What is expected
Retype all of the data exactly as given.

Stored data entries
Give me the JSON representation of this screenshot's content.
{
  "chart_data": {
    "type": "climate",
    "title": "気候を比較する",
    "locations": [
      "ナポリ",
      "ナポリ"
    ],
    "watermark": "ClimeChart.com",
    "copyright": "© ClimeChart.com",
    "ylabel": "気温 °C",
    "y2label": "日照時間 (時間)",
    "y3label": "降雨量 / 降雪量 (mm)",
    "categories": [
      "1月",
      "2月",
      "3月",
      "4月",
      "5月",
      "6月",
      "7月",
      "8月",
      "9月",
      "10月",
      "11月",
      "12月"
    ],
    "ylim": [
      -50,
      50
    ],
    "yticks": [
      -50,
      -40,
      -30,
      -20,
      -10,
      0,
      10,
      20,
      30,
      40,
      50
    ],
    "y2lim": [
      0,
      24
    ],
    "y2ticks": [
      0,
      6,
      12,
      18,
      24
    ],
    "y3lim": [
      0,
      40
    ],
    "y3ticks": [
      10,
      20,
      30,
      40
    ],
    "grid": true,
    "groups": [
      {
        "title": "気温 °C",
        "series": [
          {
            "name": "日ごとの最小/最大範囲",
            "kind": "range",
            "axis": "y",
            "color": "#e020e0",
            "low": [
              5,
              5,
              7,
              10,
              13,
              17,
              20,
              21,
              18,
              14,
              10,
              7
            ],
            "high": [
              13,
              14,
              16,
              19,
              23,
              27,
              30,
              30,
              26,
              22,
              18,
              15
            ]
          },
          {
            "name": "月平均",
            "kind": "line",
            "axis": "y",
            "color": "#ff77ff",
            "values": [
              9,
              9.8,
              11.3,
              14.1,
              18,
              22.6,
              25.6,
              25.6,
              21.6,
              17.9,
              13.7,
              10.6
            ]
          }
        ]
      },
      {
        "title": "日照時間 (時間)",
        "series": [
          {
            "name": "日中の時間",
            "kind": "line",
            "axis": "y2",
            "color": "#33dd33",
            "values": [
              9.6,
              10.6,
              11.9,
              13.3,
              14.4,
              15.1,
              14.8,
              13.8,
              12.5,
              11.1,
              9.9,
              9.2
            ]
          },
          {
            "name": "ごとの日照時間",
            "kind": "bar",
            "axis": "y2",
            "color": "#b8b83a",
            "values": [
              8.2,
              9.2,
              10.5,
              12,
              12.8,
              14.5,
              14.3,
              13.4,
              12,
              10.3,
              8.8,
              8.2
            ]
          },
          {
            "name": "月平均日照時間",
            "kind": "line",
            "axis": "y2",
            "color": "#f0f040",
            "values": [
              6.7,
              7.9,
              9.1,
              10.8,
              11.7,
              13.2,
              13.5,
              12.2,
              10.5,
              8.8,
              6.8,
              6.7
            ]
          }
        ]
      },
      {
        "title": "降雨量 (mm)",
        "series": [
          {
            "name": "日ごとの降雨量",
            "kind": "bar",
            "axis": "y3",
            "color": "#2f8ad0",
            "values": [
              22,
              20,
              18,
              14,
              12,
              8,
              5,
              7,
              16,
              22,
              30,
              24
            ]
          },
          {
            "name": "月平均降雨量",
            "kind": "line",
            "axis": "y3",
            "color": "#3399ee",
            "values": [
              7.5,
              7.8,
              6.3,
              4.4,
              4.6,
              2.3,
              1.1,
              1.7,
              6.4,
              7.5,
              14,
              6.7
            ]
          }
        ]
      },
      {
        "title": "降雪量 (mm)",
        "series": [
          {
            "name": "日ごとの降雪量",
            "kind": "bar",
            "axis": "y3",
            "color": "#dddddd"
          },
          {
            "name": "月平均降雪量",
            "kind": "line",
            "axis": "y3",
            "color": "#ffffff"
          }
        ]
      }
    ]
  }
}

Solution for this task
Give me the JSON representation of this screenshot's content.
{
  "chart_data": {
    "type": "climate",
    "title": "気候を比較する",
    "locations": [
      "ナポリ",
      "ナポリ"
    ],
    "watermark": "ClimeChart.com",
    "copyright": "© ClimeChart.com",
    "ylabel": "気温 °C",
    "y2label": "日照時間 (時間)",
    "y3label": "降雨量 / 降雪量 (mm)",
    "categories": [
      "1月",
      "2月",
      "3月",
      "4月",
      "5月",
      "6月",
      "7月",
      "8月",
      "9月",
      "10月",
      "11月",
      "12月"
    ],
    "ylim": [
      -50,
      50
    ],
    "yticks": [
      -50,
      -40,
      -30,
      -20,
      -10,
      0,
      10,
      20,
      30,
      40,
      50
    ],
    "y2lim": [
      0,
      24
    ],
    "y2ticks": [
      0,
      6,
      12,
      18,
      24
    ],
    "y3lim": [
      0,
      40
    ],
    "y3ticks": [
      10,
      20,
      30,
      40
    ],
    "grid": true,
    "groups": [
      {
        "title": "気温 °C",
        "series": [
          {
            "name": "日ごとの最小/最大範囲",
            "kind": "range",
            "axis": "y",
            "color": "#e020e0",
            "low": [
              5,
              5,
              7,
              10,
              13,
              17,
              20,
              21,
              18,
              14,
              10,
              7
            ],
            "high": [
              13,
              14,
              16,
              19,
              23,
              27,
              30,
              30,
              26,
              22,
              18,
              15
            ]
          },
          {
            "name": "月平均",
            "kind": "line",
            "axis": "y",
            "color": "#ff77ff",
            "values": [
              9,
              9.8,
              11.3,
              14.1,
              18,
              22.6,
              25.6,
              25.6,
              21.6,
              17.9,
              13.7,
              10.6
            ]
          }
        ]
      },
      {
        "title": "日照時間 (時間)",
        "series": [
          {
            "name": "日中の時間",
            "kind": "line",
            "axis": "y2",
            "color": "#33dd33",
            "values": [
              9.6,
              10.6,
              11.9,
              13.3,
              14.4,
              15.1,
              14.8,
              13.8,
              12.5,
              11.1,
              9.9,
              9.2
            ]
          },
          {
            "name": "ごとの日照時間",
            "kind": "bar",
            "axis": "y2",
            "color": "#b8b83a",
            "values": [
              8.2,
              9.2,
              10.5,
              12,
              12.8,
              14.5,
              14.3,
              13.4,
              12,
              10.3,
              8.8,
              8.2
            ]
          },
          {
            "name": "月平均日照時間",
            "kind": "line",
            "axis": "y2",
            "color": "#f0f040",
            "values": [
              6.7,
              7.9,
              9.1,
              10.8,
              11.7,
              13.2,
              13.5,
              12.2,
              10.5,
              8.8,
              6.8,
              6.7
            ]
          }
        ]
      },
      {
        "title": "降雨量 (mm)",
        "series": [
          {
            "name": "日ごとの降雨量",
            "kind": "bar",
            "axis": "y3",
            "color": "#2f8ad0",
            "values": [
              22,
              20,
              18,
              14,
              12,
              8,
              5,
              7,
              16,
              22,
              30,
              24
            ]
          },
          {
            "name": "月平均降雨量",
            "kind": "line",
            "axis": "y3",
            "color": "#3399ee",
            "values": [
              7.5,
              7.8,
              6.3,
              4.4,
              4.6,
              2.3,
              1.1,
              1.7,
              6.4,
              7.5,
              14,
              6.7
            ]
          }
        ]
      },
      {
        "title": "降雪量 (mm)",
        "series": [
          {
            "name": "日ごとの降雪量",
            "kind": "bar",
            "axis": "y3",
            "color": "#dddddd"
          },
          {
            "name": "月平均降雪量",
            "kind": "line",
            "axis": "y3",
            "color": "#ffffff"
          }
        ]
      }
    ]
  }
}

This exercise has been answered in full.